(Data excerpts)

[start]

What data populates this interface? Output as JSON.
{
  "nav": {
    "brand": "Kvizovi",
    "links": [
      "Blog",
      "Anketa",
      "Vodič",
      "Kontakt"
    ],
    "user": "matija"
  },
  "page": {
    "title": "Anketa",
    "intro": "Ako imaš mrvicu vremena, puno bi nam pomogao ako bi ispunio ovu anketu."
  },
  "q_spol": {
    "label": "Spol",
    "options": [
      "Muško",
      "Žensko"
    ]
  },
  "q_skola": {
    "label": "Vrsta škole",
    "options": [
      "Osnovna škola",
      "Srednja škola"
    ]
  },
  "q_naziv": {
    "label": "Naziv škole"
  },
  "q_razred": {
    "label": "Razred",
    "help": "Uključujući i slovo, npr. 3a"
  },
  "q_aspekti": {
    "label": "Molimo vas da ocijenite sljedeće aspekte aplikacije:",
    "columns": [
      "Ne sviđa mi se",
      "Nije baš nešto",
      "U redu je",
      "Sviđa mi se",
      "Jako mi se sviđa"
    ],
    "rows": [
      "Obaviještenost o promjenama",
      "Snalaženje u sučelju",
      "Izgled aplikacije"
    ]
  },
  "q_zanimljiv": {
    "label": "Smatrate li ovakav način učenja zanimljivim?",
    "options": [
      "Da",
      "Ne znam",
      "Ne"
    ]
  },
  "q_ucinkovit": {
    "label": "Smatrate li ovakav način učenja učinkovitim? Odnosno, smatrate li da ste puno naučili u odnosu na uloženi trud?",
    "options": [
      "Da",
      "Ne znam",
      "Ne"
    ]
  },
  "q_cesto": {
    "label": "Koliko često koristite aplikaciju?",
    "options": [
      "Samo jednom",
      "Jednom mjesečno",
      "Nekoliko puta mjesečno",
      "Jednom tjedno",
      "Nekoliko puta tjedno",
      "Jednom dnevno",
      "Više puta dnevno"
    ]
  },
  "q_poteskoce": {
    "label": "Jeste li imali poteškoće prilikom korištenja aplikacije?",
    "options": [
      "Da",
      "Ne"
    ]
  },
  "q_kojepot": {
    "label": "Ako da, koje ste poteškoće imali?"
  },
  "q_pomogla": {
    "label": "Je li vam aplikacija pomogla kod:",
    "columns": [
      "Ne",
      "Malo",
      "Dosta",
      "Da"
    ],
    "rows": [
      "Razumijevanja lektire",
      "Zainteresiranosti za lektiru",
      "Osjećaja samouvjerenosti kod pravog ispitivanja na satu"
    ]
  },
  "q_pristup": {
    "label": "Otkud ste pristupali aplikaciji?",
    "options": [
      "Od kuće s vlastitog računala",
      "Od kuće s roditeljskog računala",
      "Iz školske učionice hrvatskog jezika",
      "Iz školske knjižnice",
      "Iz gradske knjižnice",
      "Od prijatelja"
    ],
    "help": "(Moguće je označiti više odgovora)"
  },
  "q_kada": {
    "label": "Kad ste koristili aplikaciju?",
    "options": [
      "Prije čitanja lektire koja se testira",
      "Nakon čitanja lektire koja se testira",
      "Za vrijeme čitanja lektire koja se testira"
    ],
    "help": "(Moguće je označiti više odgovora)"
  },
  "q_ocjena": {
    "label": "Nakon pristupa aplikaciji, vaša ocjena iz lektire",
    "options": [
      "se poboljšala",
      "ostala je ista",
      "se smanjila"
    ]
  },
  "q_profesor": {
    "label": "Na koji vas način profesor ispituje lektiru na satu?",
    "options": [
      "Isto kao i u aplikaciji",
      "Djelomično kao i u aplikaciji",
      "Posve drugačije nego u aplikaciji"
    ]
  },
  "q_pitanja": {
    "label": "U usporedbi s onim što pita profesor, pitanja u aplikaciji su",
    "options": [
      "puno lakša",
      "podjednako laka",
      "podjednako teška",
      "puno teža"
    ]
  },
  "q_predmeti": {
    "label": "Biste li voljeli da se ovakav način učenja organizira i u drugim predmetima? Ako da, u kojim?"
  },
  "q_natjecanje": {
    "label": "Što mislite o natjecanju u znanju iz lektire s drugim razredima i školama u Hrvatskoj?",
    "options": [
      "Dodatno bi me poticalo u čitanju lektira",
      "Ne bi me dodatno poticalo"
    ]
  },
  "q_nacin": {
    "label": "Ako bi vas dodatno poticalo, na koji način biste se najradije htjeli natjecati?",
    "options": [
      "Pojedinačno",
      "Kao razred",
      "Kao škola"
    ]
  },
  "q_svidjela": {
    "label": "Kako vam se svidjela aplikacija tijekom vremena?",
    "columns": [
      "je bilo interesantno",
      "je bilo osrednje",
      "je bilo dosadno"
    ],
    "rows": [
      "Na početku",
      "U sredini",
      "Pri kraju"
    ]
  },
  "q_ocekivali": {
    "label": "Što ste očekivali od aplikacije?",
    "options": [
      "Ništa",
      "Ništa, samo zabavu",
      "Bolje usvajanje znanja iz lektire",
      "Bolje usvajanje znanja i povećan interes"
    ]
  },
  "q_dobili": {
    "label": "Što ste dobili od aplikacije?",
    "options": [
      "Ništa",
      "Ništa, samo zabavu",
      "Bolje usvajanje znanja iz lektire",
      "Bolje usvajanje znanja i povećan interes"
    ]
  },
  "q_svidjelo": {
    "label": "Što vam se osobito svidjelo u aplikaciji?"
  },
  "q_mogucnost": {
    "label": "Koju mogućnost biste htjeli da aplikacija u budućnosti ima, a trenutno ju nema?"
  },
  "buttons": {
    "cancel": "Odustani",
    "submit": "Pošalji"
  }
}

[end]

Exercise instructions: In the listing, find every line with the word "puta" and state how many there are, nothing more.

The solution: 3